RECORDS FOR THIS EXERCISE
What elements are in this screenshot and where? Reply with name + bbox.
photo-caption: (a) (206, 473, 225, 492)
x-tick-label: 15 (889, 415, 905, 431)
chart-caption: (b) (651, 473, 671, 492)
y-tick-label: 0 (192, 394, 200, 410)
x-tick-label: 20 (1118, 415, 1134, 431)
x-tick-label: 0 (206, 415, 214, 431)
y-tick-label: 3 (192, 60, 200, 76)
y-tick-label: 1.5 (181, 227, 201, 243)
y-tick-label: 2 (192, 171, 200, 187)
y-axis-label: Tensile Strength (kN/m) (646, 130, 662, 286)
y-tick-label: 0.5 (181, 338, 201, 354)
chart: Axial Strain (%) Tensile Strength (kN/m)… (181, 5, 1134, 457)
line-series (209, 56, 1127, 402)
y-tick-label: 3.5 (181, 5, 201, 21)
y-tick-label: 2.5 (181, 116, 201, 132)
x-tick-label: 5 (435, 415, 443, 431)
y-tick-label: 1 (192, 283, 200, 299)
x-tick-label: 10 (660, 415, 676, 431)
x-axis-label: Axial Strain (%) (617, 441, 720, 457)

EXERCISE INSTRUCTIONS
Print each of the items above again, verbatim and in the same order, keeping every line unchanged.

SOLUTION TO THIS PROBLEM
What elements are in this screenshot and where? Reply with name + bbox.
photo-caption: (a) (206, 473, 225, 492)
x-tick-label: 15 (889, 415, 905, 431)
chart-caption: (b) (651, 473, 671, 492)
y-tick-label: 0 (192, 394, 200, 410)
x-tick-label: 20 (1118, 415, 1134, 431)
x-tick-label: 0 (206, 415, 214, 431)
y-tick-label: 3 (192, 60, 200, 76)
y-tick-label: 1.5 (181, 227, 201, 243)
y-tick-label: 2 (192, 171, 200, 187)
y-axis-label: Tensile Strength (kN/m) (646, 130, 662, 286)
y-tick-label: 0.5 (181, 338, 201, 354)
chart: Axial Strain (%) Tensile Strength (kN/m)… (181, 5, 1134, 457)
line-series (209, 56, 1127, 402)
y-tick-label: 3.5 (181, 5, 201, 21)
y-tick-label: 2.5 (181, 116, 201, 132)
x-tick-label: 5 (435, 415, 443, 431)
y-tick-label: 1 (192, 283, 200, 299)
x-tick-label: 10 (660, 415, 676, 431)
x-axis-label: Axial Strain (%) (617, 441, 720, 457)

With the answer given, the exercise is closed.